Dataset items
-------------------------
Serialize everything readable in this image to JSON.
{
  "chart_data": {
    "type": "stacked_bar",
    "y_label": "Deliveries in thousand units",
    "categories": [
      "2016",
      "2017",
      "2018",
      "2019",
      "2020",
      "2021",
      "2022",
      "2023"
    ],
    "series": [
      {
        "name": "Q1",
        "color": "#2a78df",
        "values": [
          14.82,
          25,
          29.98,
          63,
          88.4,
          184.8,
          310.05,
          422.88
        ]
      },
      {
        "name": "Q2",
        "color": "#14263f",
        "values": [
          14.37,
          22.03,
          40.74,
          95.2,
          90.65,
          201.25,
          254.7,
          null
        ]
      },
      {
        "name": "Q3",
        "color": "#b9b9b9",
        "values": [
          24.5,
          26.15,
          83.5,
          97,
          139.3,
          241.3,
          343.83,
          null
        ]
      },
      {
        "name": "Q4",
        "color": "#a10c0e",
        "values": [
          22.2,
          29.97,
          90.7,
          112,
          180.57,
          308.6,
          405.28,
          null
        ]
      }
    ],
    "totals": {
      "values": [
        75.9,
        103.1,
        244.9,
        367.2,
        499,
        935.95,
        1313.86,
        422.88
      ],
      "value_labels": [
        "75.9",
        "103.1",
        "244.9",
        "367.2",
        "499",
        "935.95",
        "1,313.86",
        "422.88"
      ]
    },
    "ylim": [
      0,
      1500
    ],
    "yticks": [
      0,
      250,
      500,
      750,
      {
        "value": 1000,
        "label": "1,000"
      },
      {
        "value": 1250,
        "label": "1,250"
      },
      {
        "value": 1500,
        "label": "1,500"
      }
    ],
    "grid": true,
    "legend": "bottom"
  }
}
-------------------------
__The request__: Search the listing above for the string "color". Copy every line that contains it.

__Solution to this task__:
        "color": "#2a78df",
        "color": "#14263f",
        "color": "#b9b9b9",
        "color": "#a10c0e",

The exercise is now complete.